* START Dataset records *

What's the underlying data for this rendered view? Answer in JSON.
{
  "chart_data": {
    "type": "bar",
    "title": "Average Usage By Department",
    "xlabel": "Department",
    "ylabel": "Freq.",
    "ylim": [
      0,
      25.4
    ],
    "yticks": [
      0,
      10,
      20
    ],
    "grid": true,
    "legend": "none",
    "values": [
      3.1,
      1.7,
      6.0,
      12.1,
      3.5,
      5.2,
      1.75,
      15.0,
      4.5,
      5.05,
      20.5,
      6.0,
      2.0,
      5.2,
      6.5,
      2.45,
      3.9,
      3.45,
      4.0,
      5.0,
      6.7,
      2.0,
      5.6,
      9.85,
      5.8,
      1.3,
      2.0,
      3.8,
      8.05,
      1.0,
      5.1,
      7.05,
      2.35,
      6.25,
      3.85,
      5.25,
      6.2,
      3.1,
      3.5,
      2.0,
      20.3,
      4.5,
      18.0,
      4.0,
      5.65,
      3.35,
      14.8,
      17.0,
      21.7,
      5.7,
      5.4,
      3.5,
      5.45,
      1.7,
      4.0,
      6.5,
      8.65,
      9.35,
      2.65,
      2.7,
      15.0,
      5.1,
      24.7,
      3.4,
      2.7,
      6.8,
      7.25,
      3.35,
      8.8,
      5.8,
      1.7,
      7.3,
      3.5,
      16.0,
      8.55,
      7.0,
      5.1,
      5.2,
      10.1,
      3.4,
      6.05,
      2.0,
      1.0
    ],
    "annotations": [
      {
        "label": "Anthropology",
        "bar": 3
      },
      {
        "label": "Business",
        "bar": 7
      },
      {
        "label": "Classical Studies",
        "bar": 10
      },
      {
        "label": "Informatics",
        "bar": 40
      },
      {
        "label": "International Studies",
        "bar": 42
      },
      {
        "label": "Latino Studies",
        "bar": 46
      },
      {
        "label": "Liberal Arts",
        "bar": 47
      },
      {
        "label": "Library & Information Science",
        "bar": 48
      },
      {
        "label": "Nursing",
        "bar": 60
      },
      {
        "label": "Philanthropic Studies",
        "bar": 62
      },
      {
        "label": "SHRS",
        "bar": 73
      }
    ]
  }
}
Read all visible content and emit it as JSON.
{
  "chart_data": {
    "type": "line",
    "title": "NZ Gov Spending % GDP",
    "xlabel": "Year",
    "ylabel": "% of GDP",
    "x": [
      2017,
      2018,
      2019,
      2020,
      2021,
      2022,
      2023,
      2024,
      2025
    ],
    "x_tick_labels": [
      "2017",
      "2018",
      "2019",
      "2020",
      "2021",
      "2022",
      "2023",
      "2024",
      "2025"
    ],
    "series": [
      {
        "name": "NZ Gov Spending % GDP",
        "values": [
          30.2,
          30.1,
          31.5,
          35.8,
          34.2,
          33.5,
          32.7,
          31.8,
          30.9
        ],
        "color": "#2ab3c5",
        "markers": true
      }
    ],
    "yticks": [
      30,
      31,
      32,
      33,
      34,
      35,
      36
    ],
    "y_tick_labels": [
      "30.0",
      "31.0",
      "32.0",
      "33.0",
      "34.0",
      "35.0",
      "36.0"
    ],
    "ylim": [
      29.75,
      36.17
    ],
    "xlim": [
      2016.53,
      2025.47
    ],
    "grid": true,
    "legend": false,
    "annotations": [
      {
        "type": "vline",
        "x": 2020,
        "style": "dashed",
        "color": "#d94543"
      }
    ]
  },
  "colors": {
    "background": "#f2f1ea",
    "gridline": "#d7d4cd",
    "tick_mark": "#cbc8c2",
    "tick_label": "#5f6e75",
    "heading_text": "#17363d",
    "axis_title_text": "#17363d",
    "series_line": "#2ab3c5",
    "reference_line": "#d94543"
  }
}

* END Dataset records *

▶ **Given problem**
Go through the material above and copy each line that has the word "Spending".

▶ **Task output**
    "title": "NZ Gov Spending % GDP",
        "name": "NZ Gov Spending % GDP",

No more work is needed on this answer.